What you need to do >>
Copy out every one of the records below word for word, omitting the pictures.

Input rows >>
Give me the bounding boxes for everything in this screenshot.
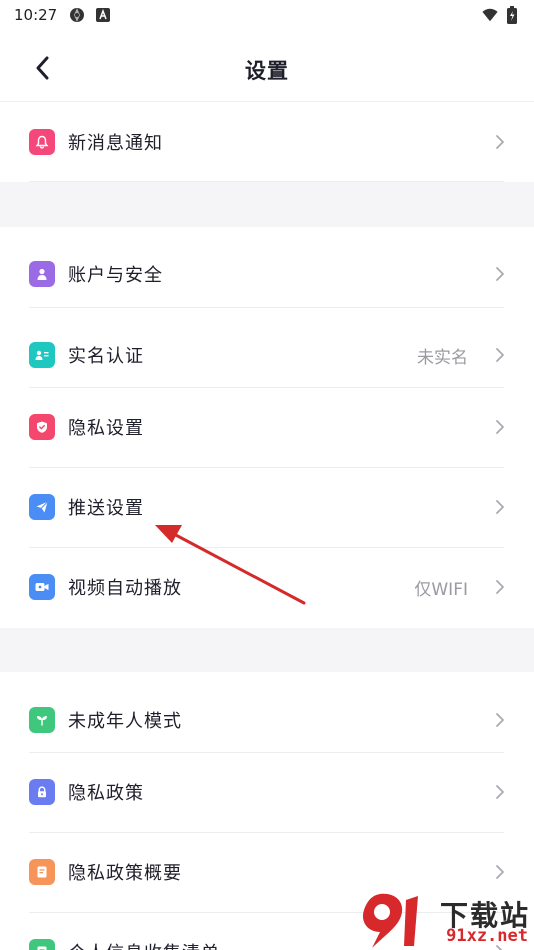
- divider: [29, 307, 504, 308]
- settings-item-label: 推送设置: [68, 498, 144, 519]
- chevron-right-icon: [492, 862, 508, 882]
- settings-item-account-security[interactable]: 账户与安全: [0, 234, 534, 314]
- chevron-right-icon: [492, 497, 508, 517]
- settings-item-push-settings[interactable]: 推送设置: [0, 467, 534, 547]
- bell-icon: [29, 129, 55, 155]
- settings-item-label: 隐私政策概要: [68, 863, 182, 884]
- id-card-icon: [29, 342, 55, 368]
- site-watermark: 下载站 91xz.net: [354, 890, 534, 950]
- chevron-right-icon: [492, 710, 508, 730]
- settings-item-label: 实名认证: [68, 346, 144, 367]
- settings-item-label: 视频自动播放: [68, 578, 182, 599]
- shield-icon: [29, 414, 55, 440]
- aperture-icon: [69, 7, 85, 23]
- lock-icon: [29, 779, 55, 805]
- settings-item-label: 新消息通知: [68, 133, 163, 154]
- status-right-icons: [482, 6, 520, 24]
- status-bar: 10:27: [0, 0, 534, 30]
- settings-item-label: 未成年人模式: [68, 711, 182, 732]
- back-button[interactable]: [26, 54, 58, 86]
- wifi-icon: [482, 7, 498, 23]
- chevron-left-icon: [35, 56, 49, 84]
- settings-item-label: 隐私设置: [68, 418, 144, 439]
- chevron-right-icon: [492, 782, 508, 802]
- settings-item-video-autoplay[interactable]: 视频自动播放 仅WIFI: [0, 547, 534, 627]
- chevron-right-icon: [492, 345, 508, 365]
- status-time: 10:27: [14, 6, 58, 24]
- settings-item-label: 账户与安全: [68, 265, 163, 286]
- status-left-icons: [69, 7, 111, 23]
- settings-item-label: 个人信息收集清单: [68, 939, 220, 950]
- settings-item-real-name-verification[interactable]: 实名认证 未实名: [0, 315, 534, 395]
- send-icon: [29, 494, 55, 520]
- settings-item-value: 未实名: [417, 347, 468, 368]
- section-gap: [0, 628, 534, 672]
- watermark-domain: 91xz.net: [446, 926, 528, 946]
- settings-item-new-message-notifications[interactable]: 新消息通知: [0, 102, 534, 182]
- chevron-right-icon: [492, 264, 508, 284]
- list-icon: [29, 939, 55, 950]
- document-icon: [29, 859, 55, 885]
- chevron-right-icon: [492, 577, 508, 597]
- settings-item-privacy-policy[interactable]: 隐私政策: [0, 752, 534, 832]
- settings-item-privacy-settings[interactable]: 隐私设置: [0, 387, 534, 467]
- section-notifications: 新消息通知: [0, 102, 534, 182]
- section-gap: [0, 182, 534, 227]
- user-icon: [29, 261, 55, 287]
- sprout-icon: [29, 707, 55, 733]
- section-account: 账户与安全 实名认证 未实名 隐私设置 推送设置 视频自动播放 仅WIFI: [0, 227, 534, 628]
- battery-icon: [504, 6, 520, 24]
- a-notification-icon: [95, 7, 111, 23]
- app-header: 设置: [0, 38, 534, 102]
- settings-item-label: 隐私政策: [68, 783, 144, 804]
- chevron-right-icon: [492, 417, 508, 437]
- chevron-right-icon: [492, 132, 508, 152]
- page-title: 设置: [245, 58, 289, 83]
- settings-item-value: 仅WIFI: [414, 579, 468, 600]
- watermark-logo-icon: [362, 893, 418, 948]
- settings-item-minor-mode[interactable]: 未成年人模式: [0, 680, 534, 760]
- video-icon: [29, 574, 55, 600]
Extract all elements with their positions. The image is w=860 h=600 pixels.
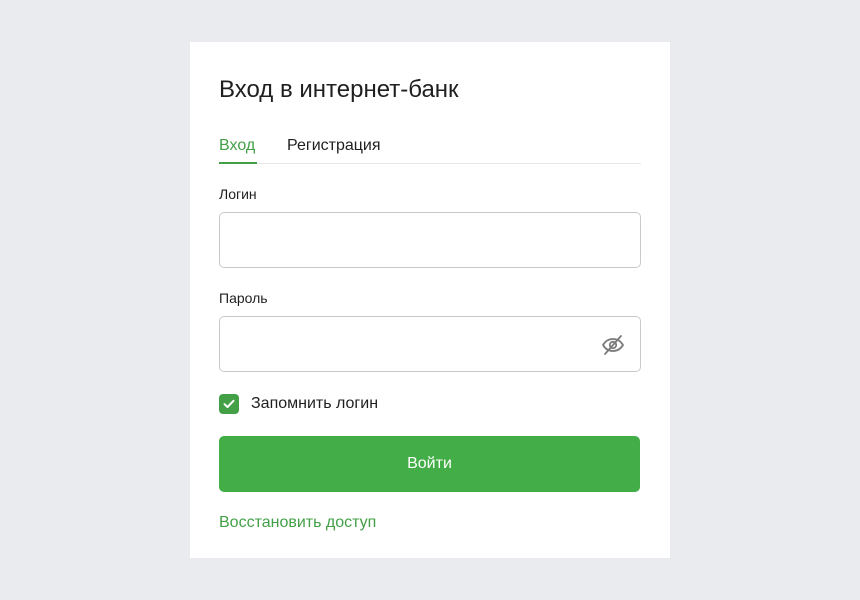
remember-login: Запомнить логин — [219, 394, 378, 414]
remember-login-label[interactable]: Запомнить логин — [251, 395, 378, 413]
password-input[interactable] — [220, 317, 640, 371]
tab-login-label: Вход — [219, 136, 256, 154]
login-label: Логин — [219, 186, 257, 202]
eye-off-icon[interactable] — [601, 333, 625, 357]
tab-registration[interactable]: Регистрация — [287, 126, 381, 163]
login-button[interactable]: Войти — [219, 436, 640, 492]
auth-tabs: Вход Регистрация — [219, 126, 641, 164]
password-label: Пароль — [219, 290, 268, 306]
login-card: Вход в интернет-банк Вход Регистрация Ло… — [190, 42, 670, 558]
tab-login[interactable]: Вход — [219, 126, 258, 164]
login-input[interactable] — [220, 213, 640, 267]
login-field-wrapper — [219, 212, 641, 268]
remember-login-checkbox[interactable] — [219, 394, 239, 414]
page-title: Вход в интернет-банк — [219, 76, 459, 103]
restore-access-link[interactable]: Восстановить доступ — [219, 514, 376, 532]
tab-registration-label: Регистрация — [287, 136, 381, 154]
password-field-wrapper — [219, 316, 641, 372]
checkmark-icon — [223, 399, 235, 408]
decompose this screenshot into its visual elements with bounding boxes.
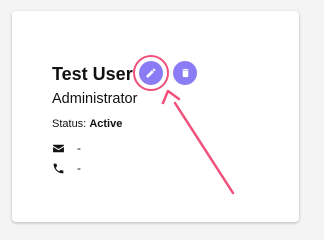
status-label: Status: bbox=[52, 118, 87, 130]
envelope-icon bbox=[53, 144, 64, 152]
user-role: Administrator bbox=[52, 91, 138, 107]
status-value: Active bbox=[89, 118, 123, 130]
trash-icon bbox=[181, 68, 189, 78]
user-status: Status: Active bbox=[52, 118, 122, 130]
email-value: - bbox=[77, 141, 81, 155]
delete-button[interactable] bbox=[173, 61, 197, 85]
user-name: Test User bbox=[52, 64, 133, 84]
phone-value: - bbox=[77, 161, 81, 175]
highlight-ring bbox=[133, 55, 169, 91]
user-card: Test User Administrator Status: Active -… bbox=[12, 11, 299, 222]
phone-icon bbox=[53, 163, 64, 173]
email-row: - bbox=[52, 141, 81, 155]
phone-row: - bbox=[52, 161, 81, 175]
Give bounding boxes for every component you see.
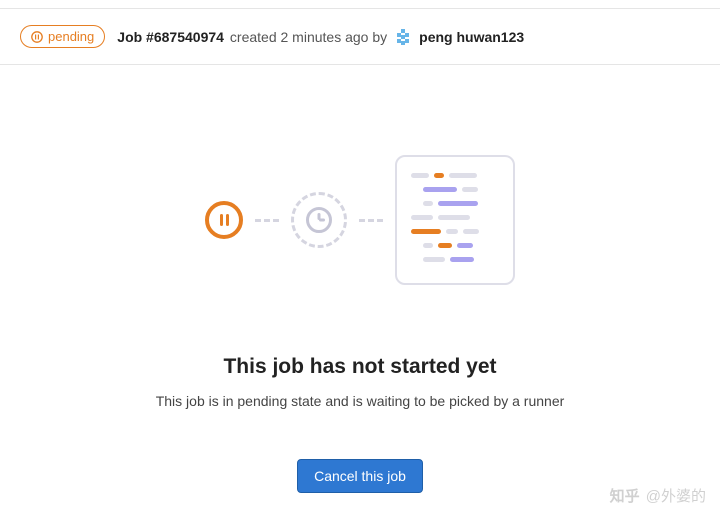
content-message: This job has not started yet This job is… (0, 355, 720, 409)
job-title: Job #687540974 (117, 29, 224, 45)
user-avatar[interactable] (393, 27, 413, 47)
watermark-text: @外婆的 (646, 488, 706, 505)
dash-connector (359, 219, 383, 222)
watermark: 知乎 @外婆的 (610, 485, 706, 506)
pause-circle-icon (205, 201, 243, 239)
code-preview-icon (395, 155, 515, 285)
job-created-text: created 2 minutes ago by (230, 29, 387, 45)
content-description: This job is in pending state and is wait… (0, 393, 720, 409)
content-heading: This job has not started yet (0, 355, 720, 379)
watermark-logo: 知乎 (610, 485, 640, 506)
dash-connector (255, 219, 279, 222)
job-info: Job #687540974 created 2 minutes ago by … (117, 27, 524, 47)
pending-illustration (0, 155, 720, 285)
status-badge: pending (20, 25, 105, 48)
clock-icon (291, 192, 347, 248)
cancel-job-button[interactable]: Cancel this job (297, 459, 423, 493)
pause-icon (31, 31, 43, 43)
user-name[interactable]: peng huwan123 (419, 29, 524, 45)
status-label: pending (48, 29, 94, 44)
job-header: pending Job #687540974 created 2 minutes… (0, 8, 720, 65)
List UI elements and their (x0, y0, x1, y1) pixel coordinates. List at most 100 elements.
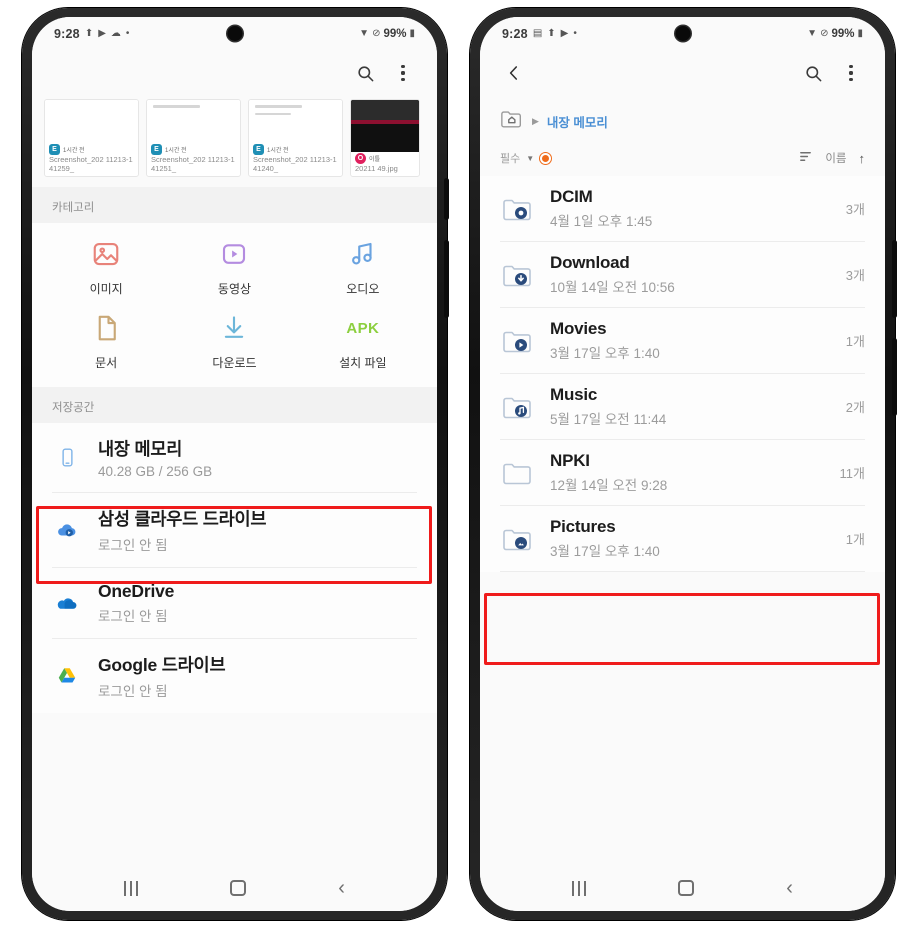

Task output >>
Give me the bounding boxes for everything in this screenshot.
- divider: [29, 307, 504, 308]
- settings-item-label: 推送设置: [68, 498, 144, 519]
- chevron-right-icon: [492, 862, 508, 882]
- settings-item-account-security[interactable]: 账户与安全: [0, 234, 534, 314]
- chevron-right-icon: [492, 497, 508, 517]
- settings-item-push-settings[interactable]: 推送设置: [0, 467, 534, 547]
- bell-icon: [29, 129, 55, 155]
- settings-item-label: 隐私政策概要: [68, 863, 182, 884]
- id-card-icon: [29, 342, 55, 368]
- site-watermark: 下载站 91xz.net: [354, 890, 534, 950]
- chevron-right-icon: [492, 710, 508, 730]
- settings-item-label: 实名认证: [68, 346, 144, 367]
- settings-item-label: 视频自动播放: [68, 578, 182, 599]
- shield-icon: [29, 414, 55, 440]
- aperture-icon: [69, 7, 85, 23]
- lock-icon: [29, 779, 55, 805]
- settings-item-label: 新消息通知: [68, 133, 163, 154]
- status-right-icons: [482, 6, 520, 24]
- status-bar: 10:27: [0, 0, 534, 30]
- settings-item-label: 未成年人模式: [68, 711, 182, 732]
- back-button[interactable]: [26, 54, 58, 86]
- wifi-icon: [482, 7, 498, 23]
- chevron-left-icon: [35, 56, 49, 84]
- settings-item-label: 隐私设置: [68, 418, 144, 439]
- chevron-right-icon: [492, 782, 508, 802]
- settings-item-video-autoplay[interactable]: 视频自动播放 仅WIFI: [0, 547, 534, 627]
- chevron-right-icon: [492, 345, 508, 365]
- status-time: 10:27: [14, 6, 58, 24]
- settings-item-label: 账户与安全: [68, 265, 163, 286]
- status-left-icons: [69, 7, 111, 23]
- settings-item-label: 个人信息收集清单: [68, 939, 220, 950]
- settings-item-real-name-verification[interactable]: 实名认证 未实名: [0, 315, 534, 395]
- send-icon: [29, 494, 55, 520]
- settings-item-value: 未实名: [417, 347, 468, 368]
- section-gap: [0, 628, 534, 672]
- watermark-domain: 91xz.net: [446, 926, 528, 946]
- settings-item-new-message-notifications[interactable]: 新消息通知: [0, 102, 534, 182]
- chevron-right-icon: [492, 264, 508, 284]
- list-icon: [29, 939, 55, 950]
- document-icon: [29, 859, 55, 885]
- chevron-right-icon: [492, 577, 508, 597]
- settings-item-privacy-policy[interactable]: 隐私政策: [0, 752, 534, 832]
- settings-item-privacy-settings[interactable]: 隐私设置: [0, 387, 534, 467]
- section-notifications: 新消息通知: [0, 102, 534, 182]
- section-gap: [0, 182, 534, 227]
- user-icon: [29, 261, 55, 287]
- sprout-icon: [29, 707, 55, 733]
- section-account: 账户与安全 实名认证 未实名 隐私设置 推送设置 视频自动播放 仅WIFI: [0, 227, 534, 628]
- battery-icon: [504, 6, 520, 24]
- a-notification-icon: [95, 7, 111, 23]
- app-header: 设置: [0, 38, 534, 102]
- settings-item-label: 隐私政策: [68, 783, 144, 804]
- chevron-right-icon: [492, 417, 508, 437]
- chevron-right-icon: [492, 132, 508, 152]
- page-title: 设置: [245, 58, 289, 83]
- settings-item-value: 仅WIFI: [414, 579, 468, 600]
- watermark-logo-icon: [362, 893, 418, 948]
- settings-item-minor-mode[interactable]: 未成年人模式: [0, 680, 534, 760]
- video-icon: [29, 574, 55, 600]
Extract all elements with their positions. The image is w=860 h=600 pixels.
remember-login: Запомнить логин — [219, 394, 378, 414]
remember-login-label[interactable]: Запомнить логин — [251, 395, 378, 413]
password-input[interactable] — [220, 317, 640, 371]
tab-login-label: Вход — [219, 136, 256, 154]
login-label: Логин — [219, 186, 257, 202]
eye-off-icon[interactable] — [601, 333, 625, 357]
tab-registration[interactable]: Регистрация — [287, 126, 381, 163]
login-button[interactable]: Войти — [219, 436, 640, 492]
auth-tabs: Вход Регистрация — [219, 126, 641, 164]
password-label: Пароль — [219, 290, 268, 306]
login-card: Вход в интернет-банк Вход Регистрация Ло… — [190, 42, 670, 558]
tab-login[interactable]: Вход — [219, 126, 258, 164]
login-input[interactable] — [220, 213, 640, 267]
login-field-wrapper — [219, 212, 641, 268]
remember-login-checkbox[interactable] — [219, 394, 239, 414]
page-title: Вход в интернет-банк — [219, 76, 459, 103]
restore-access-link[interactable]: Восстановить доступ — [219, 514, 376, 532]
tab-registration-label: Регистрация — [287, 136, 381, 154]
password-field-wrapper — [219, 316, 641, 372]
checkmark-icon — [223, 399, 235, 408]
decompose this screenshot into its visual elements with bounding boxes.
status-label: Status: bbox=[52, 118, 87, 130]
envelope-icon bbox=[53, 144, 64, 152]
user-role: Administrator bbox=[52, 91, 138, 107]
status-value: Active bbox=[89, 118, 123, 130]
trash-icon bbox=[181, 68, 189, 78]
user-status: Status: Active bbox=[52, 118, 122, 130]
email-value: - bbox=[77, 141, 81, 155]
delete-button[interactable] bbox=[173, 61, 197, 85]
user-name: Test User bbox=[52, 64, 133, 84]
phone-value: - bbox=[77, 161, 81, 175]
highlight-ring bbox=[133, 55, 169, 91]
user-card: Test User Administrator Status: Active -… bbox=[12, 11, 299, 222]
phone-icon bbox=[53, 163, 64, 173]
email-row: - bbox=[52, 141, 81, 155]
phone-row: - bbox=[52, 161, 81, 175]
Give bounding boxes for every component you see.
content-message: This job has not started yet This job is… (0, 355, 720, 409)
job-title: Job #687540974 (117, 29, 224, 45)
user-avatar[interactable] (393, 27, 413, 47)
watermark-text: @外婆的 (646, 488, 706, 505)
dash-connector (359, 219, 383, 222)
watermark: 知乎 @外婆的 (610, 485, 706, 506)
pause-circle-icon (205, 201, 243, 239)
code-preview-icon (395, 155, 515, 285)
job-created-text: created 2 minutes ago by (230, 29, 387, 45)
content-description: This job is in pending state and is wait… (0, 393, 720, 409)
content-heading: This job has not started yet (0, 355, 720, 379)
watermark-logo: 知乎 (610, 485, 640, 506)
dash-connector (255, 219, 279, 222)
job-info: Job #687540974 created 2 minutes ago by … (117, 27, 524, 47)
pending-illustration (0, 155, 720, 285)
status-badge: pending (20, 25, 105, 48)
clock-icon (291, 192, 347, 248)
cancel-job-button[interactable]: Cancel this job (297, 459, 423, 493)
pause-icon (31, 31, 43, 43)
user-name[interactable]: peng huwan123 (419, 29, 524, 45)
status-label: pending (48, 29, 94, 44)
job-header: pending Job #687540974 created 2 minutes… (0, 8, 720, 65)
List UI elements and their (x0, y0, x1, y1) pixel coordinates. List at most 100 elements.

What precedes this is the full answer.